- _Required work_
[A] List every person whom the passage on DNA screening legislation names as a headline signatory of the letter, with the organization given for each.
[B] According to the passage on DNA screening legislation, in what year was the International Gene Synthesis Consortium formed?

- _Excerpted passage_
-.-.-

What Would the New Screening Law Require?

The ask is straightforward regulatory action: a federal mandate that any company selling printed DNA in the United States has to vet who is buying it and what sequences they are ordering. A bipartisan bill introduced in the Senate earlier this year would do exactly that, extending federal screening requirements to every provider operating in the US, regardless of whether the buyer receives federal funding.

Today, the voluntary regime runs through the International Gene Synthesis Consortium, which formed in 2009 and whose members screen orders against databases of "sequences of concern" tied to toxicity or pathogenicity. Federal guidelines from the Biden administration already require scientists and companies receiving federal funding to buy synthetic sequences only from providers that screen orders. The Senate bill would close the most obvious workaround: ordering through a non-screening vendor outside the federal funding net.

  • Headline Signatories: Sam Altman (OpenAI), Dario Amodei (Anthropic), Demis Hassabis (Google DeepMind), and Mustafa Suleyman (Microsoft AI) signed the June 3, 2026 letter.
  • Industry Support: Twist Bioscience and Ansa Biotechnologies, both members of the International Gene Synthesis Consortium, also signed the letter, signaling that gene synthesis companies themselves support mandatory screening.
  • Defense-in-Depth Approach: The signatories argue that screening alone is insufficient; AI companies must also refuse to help users design dangerous biology at the model layer, filtering requests before they reach users.
  • Competitive Advantage: A federal screening mandate paired with model-level refusals raises the compliance bar for open-weights models and smaller labs, locking the incumbents' existing safety tooling in as the de facto standard.

James Diggans, vice president of policy and biosecurity at Twist Bioscience, explained the reasoning behind industry support for stricter rules. "If you have technology that is capable of synthesizing DNA, then you should ensure that it's used responsibly, and part of that is making sure that you understand what you're making and who you're making it for," he said.

How Can AI Companies Help Prevent Bioweapon Design?

The letter pushes responsibility onto the labs that built the models, including the four whose CEOs signed it. Stanford's David Relman, who signed the letter, frames the approach as a defense-in-depth argument rather than a single fix. "Given that the screening may fail in some cases, we must then have other points of control," he explained. "That's where the AI companies are going to have to step up".

The signatories want AI companies to implement filtering at the model layer, refusing to help users design dangerous biology in the first place. This means training models to recognize requests for harmful biological sequences and declining to assist, even if the user has legitimate research credentials.

Geoff Ralston, former president of Y Combinator and partner at Safe AI Fund, summarized the principle: "It should be very difficult, if not impossible, to ask a model to help you do something imminently dangerous".

What Is the Broader Context for This Policy Push?

Bioterror attacks have historically been rare, but the failure mode the signatories are pointing at is the kind of tail risk that policymakers have struggled to price into policy. An AI-assisted design that either intentionally or accidentally seeds a pandemic represents a low-probability, high-impact scenario that the letter is attempting to force into legislation while the named labs still have leverage over how the rules are written.

For OpenAI, Anthropic, Google DeepMind, and Microsoft, signing on is also a competitive move. The companies pushing hardest for the rule are the ones best positioned to absorb its cost, a pattern that has played out in every previous wave of AI policy, from Senate testimony to executive orders on safety testing.

The letter represents a rare moment of alignment between the largest AI labs and biosecurity experts on a concrete regulatory proposal. Whether Congress acts on the bipartisan Senate bill remains to be seen, but the public commitment from four of the world's most influential AI leaders signals that the industry itself views the risk as serious enough to warrant federal action.

-.-.-

- _Dataset entries_
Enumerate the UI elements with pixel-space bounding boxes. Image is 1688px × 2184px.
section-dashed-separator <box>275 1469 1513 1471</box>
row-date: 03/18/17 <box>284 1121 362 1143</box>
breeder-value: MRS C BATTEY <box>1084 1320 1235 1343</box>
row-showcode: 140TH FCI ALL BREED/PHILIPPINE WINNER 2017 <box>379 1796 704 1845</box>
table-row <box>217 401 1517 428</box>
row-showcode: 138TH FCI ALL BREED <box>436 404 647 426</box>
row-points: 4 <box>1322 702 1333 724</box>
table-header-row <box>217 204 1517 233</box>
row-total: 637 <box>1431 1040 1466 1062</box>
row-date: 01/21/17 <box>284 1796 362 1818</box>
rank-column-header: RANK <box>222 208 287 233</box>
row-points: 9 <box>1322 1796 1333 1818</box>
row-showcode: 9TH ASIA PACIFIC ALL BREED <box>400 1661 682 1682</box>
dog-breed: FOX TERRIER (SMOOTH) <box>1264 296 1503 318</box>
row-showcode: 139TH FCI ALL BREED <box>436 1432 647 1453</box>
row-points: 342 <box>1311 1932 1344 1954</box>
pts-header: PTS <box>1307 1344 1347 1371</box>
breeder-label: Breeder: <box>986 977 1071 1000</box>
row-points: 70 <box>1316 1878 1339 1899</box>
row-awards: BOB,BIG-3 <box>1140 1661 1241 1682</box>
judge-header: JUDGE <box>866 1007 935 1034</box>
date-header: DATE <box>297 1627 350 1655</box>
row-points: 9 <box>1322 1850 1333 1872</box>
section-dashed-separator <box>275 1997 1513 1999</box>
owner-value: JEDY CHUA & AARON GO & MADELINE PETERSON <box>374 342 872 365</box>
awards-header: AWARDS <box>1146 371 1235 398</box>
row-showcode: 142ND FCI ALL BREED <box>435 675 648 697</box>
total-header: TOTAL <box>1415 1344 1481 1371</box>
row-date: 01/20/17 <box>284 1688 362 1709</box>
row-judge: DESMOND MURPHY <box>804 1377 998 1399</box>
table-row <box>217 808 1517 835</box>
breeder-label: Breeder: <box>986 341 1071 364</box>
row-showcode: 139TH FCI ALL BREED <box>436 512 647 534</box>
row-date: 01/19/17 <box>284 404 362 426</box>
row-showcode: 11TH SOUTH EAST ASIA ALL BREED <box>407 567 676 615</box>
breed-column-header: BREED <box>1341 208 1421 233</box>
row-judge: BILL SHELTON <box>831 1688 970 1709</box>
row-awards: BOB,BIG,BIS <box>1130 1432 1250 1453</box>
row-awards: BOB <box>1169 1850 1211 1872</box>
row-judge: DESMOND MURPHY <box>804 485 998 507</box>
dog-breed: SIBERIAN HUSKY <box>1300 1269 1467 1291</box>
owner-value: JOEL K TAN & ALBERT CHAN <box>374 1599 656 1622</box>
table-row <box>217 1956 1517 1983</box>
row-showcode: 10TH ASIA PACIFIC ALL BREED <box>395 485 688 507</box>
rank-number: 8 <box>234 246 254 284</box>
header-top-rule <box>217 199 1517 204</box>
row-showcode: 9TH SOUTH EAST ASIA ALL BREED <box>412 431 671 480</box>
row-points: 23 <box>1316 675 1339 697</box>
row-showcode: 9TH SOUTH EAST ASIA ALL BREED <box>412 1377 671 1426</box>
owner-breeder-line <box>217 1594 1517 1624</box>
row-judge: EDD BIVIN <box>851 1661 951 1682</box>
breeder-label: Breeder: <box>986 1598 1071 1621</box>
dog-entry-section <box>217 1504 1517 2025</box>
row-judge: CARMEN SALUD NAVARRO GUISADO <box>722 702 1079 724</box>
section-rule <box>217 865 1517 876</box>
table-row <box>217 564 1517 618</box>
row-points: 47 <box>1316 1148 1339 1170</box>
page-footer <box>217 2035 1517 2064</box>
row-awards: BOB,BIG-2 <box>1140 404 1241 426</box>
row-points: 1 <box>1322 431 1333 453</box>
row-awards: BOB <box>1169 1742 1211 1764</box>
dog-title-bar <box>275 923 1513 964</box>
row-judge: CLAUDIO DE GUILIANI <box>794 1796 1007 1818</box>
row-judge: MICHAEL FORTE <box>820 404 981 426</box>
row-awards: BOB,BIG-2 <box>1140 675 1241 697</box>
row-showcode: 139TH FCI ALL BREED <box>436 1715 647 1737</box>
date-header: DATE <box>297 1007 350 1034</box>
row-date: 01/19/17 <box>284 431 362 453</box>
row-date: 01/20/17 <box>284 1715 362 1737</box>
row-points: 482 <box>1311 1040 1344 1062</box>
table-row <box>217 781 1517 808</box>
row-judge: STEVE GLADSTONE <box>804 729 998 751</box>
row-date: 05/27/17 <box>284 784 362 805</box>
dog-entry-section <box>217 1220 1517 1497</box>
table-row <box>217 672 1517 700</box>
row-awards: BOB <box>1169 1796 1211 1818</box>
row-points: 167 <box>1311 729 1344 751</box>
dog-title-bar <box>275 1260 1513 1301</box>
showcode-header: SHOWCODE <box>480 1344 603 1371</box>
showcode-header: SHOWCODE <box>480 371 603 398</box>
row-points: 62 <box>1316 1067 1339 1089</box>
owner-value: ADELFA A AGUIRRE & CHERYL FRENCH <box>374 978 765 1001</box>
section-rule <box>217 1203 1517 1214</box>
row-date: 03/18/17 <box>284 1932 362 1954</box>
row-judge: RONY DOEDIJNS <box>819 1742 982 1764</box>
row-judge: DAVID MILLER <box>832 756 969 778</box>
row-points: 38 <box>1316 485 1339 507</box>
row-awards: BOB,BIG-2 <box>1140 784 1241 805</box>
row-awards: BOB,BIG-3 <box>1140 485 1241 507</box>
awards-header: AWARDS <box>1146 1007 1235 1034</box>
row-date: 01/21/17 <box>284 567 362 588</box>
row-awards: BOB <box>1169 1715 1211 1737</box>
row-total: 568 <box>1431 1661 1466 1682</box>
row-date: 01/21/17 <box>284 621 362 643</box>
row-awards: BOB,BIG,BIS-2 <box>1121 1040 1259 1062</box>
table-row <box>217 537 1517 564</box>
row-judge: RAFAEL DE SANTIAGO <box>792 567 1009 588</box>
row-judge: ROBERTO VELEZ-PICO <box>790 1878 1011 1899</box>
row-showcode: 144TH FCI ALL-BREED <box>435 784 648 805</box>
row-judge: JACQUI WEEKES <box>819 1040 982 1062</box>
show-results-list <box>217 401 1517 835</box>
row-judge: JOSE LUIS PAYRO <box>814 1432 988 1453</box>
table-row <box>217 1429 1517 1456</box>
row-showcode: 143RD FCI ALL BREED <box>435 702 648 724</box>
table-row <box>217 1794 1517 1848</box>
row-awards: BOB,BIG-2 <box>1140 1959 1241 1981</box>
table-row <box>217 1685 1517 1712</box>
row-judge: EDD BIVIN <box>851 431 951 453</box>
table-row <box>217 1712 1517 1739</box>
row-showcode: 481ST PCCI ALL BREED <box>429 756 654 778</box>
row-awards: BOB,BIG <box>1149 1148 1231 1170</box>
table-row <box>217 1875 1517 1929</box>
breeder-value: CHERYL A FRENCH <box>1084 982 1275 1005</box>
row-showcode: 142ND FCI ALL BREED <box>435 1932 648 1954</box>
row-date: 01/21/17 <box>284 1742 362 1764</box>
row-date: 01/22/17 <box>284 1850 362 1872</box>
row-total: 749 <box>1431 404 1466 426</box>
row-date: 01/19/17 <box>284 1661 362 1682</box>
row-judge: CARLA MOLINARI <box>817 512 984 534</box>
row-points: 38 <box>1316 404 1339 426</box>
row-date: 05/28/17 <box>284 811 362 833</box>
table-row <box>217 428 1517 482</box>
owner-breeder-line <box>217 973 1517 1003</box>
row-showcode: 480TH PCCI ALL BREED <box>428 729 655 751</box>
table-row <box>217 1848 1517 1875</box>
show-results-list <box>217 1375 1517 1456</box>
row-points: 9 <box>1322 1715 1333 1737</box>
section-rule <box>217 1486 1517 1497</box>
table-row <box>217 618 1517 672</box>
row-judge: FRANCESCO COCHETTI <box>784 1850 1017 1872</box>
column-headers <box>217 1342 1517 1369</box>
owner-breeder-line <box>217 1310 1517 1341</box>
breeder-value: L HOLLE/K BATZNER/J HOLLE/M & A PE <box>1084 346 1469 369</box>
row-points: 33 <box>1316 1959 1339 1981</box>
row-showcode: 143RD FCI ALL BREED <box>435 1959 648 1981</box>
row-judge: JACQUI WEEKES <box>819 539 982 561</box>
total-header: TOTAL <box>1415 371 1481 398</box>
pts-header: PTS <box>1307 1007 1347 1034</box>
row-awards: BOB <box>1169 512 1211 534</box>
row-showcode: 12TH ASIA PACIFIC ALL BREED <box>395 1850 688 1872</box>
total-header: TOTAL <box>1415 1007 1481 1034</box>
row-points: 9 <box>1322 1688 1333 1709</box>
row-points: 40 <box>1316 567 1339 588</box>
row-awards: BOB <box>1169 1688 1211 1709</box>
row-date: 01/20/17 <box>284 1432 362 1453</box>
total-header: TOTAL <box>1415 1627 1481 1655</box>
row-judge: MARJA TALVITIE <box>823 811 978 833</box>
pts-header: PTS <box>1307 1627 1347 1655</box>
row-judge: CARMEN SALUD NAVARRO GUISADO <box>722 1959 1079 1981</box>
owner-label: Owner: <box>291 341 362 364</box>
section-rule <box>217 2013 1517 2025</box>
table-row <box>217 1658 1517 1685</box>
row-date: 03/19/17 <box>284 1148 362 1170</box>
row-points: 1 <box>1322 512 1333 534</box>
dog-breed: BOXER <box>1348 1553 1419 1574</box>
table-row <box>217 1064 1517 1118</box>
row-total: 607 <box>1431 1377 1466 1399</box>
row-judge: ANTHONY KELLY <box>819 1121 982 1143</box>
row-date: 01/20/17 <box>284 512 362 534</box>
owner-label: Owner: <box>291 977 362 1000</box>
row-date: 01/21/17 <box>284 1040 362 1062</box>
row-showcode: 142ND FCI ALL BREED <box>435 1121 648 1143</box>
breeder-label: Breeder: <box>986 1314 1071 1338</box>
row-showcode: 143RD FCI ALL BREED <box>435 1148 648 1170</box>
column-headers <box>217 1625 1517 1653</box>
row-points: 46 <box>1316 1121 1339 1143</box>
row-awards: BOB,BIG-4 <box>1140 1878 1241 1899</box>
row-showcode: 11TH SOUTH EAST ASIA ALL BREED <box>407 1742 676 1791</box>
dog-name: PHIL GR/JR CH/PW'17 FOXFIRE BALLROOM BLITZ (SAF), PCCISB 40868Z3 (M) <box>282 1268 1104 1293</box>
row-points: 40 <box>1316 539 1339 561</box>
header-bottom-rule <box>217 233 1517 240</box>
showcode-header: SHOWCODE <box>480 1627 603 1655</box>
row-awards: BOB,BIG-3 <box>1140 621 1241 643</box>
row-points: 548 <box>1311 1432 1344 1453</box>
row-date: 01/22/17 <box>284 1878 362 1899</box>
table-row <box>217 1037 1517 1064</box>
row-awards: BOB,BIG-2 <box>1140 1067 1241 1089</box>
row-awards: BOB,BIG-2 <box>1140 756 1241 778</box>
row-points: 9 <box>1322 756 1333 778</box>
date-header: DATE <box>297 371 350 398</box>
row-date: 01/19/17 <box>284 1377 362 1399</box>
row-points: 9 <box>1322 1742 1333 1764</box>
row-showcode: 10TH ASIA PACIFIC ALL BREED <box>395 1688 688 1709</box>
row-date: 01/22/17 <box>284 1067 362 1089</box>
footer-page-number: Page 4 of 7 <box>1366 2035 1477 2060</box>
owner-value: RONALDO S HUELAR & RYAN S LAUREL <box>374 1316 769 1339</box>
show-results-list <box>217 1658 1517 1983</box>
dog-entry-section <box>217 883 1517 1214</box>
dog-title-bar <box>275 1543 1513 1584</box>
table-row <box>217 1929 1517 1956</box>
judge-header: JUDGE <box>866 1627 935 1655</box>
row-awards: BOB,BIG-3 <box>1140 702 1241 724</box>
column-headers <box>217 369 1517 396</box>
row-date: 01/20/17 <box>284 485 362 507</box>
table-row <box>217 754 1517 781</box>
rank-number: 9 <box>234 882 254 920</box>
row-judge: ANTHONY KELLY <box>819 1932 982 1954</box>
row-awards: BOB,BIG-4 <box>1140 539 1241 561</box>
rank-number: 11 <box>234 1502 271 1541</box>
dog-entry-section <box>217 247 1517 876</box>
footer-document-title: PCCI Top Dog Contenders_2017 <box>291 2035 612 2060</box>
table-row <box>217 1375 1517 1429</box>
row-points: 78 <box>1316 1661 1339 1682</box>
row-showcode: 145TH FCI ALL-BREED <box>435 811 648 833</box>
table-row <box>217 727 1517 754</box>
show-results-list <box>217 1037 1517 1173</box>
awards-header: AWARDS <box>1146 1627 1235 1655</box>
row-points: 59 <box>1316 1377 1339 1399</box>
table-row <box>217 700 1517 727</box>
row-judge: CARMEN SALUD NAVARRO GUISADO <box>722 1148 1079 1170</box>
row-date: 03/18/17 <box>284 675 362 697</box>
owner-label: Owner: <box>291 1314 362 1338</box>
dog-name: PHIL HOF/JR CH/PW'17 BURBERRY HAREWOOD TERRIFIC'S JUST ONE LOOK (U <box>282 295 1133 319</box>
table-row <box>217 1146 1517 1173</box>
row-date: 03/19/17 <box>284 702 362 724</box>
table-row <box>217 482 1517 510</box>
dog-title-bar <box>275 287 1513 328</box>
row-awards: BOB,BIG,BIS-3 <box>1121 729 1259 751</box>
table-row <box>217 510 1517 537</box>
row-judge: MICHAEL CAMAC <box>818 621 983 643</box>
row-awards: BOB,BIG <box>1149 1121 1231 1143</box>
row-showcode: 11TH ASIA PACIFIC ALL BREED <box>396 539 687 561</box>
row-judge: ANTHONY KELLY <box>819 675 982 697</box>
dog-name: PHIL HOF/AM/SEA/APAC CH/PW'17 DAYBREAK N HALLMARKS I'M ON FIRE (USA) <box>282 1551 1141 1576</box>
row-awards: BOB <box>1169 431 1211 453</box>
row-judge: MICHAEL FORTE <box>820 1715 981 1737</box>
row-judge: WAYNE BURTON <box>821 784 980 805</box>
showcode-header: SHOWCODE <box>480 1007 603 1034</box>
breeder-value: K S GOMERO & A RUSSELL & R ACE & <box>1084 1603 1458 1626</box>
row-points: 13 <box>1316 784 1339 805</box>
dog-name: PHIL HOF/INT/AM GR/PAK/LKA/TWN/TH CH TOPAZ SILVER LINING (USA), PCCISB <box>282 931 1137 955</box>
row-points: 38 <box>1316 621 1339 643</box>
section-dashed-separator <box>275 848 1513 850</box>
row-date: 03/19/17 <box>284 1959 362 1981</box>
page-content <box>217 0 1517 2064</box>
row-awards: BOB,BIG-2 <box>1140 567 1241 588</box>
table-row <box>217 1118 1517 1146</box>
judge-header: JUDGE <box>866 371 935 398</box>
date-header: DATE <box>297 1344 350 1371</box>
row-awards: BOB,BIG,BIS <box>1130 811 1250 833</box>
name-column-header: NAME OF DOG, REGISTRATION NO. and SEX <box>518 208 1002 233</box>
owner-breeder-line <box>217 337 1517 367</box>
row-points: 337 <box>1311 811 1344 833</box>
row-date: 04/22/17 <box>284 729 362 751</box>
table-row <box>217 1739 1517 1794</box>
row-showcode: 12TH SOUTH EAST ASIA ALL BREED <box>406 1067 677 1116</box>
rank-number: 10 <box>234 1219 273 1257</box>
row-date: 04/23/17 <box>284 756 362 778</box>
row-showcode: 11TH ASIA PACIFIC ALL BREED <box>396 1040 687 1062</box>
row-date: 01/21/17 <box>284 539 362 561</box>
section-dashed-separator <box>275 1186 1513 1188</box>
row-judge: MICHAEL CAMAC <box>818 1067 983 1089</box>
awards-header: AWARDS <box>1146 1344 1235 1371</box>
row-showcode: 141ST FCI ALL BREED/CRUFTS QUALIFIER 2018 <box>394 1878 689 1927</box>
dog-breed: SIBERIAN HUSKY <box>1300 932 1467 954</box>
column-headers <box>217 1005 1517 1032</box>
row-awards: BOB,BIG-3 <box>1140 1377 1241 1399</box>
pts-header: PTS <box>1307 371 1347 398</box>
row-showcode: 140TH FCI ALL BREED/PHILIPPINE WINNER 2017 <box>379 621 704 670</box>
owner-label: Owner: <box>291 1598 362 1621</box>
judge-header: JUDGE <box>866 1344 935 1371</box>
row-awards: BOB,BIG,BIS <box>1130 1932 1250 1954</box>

-.-.-

- _Results for the exercise_
[A] Sam Altman (OpenAI), Dario Amodei (Anthropic), Demis Hassabis (Google DeepMind), Mustafa Suleyman (Microsoft AI)

[B] 2009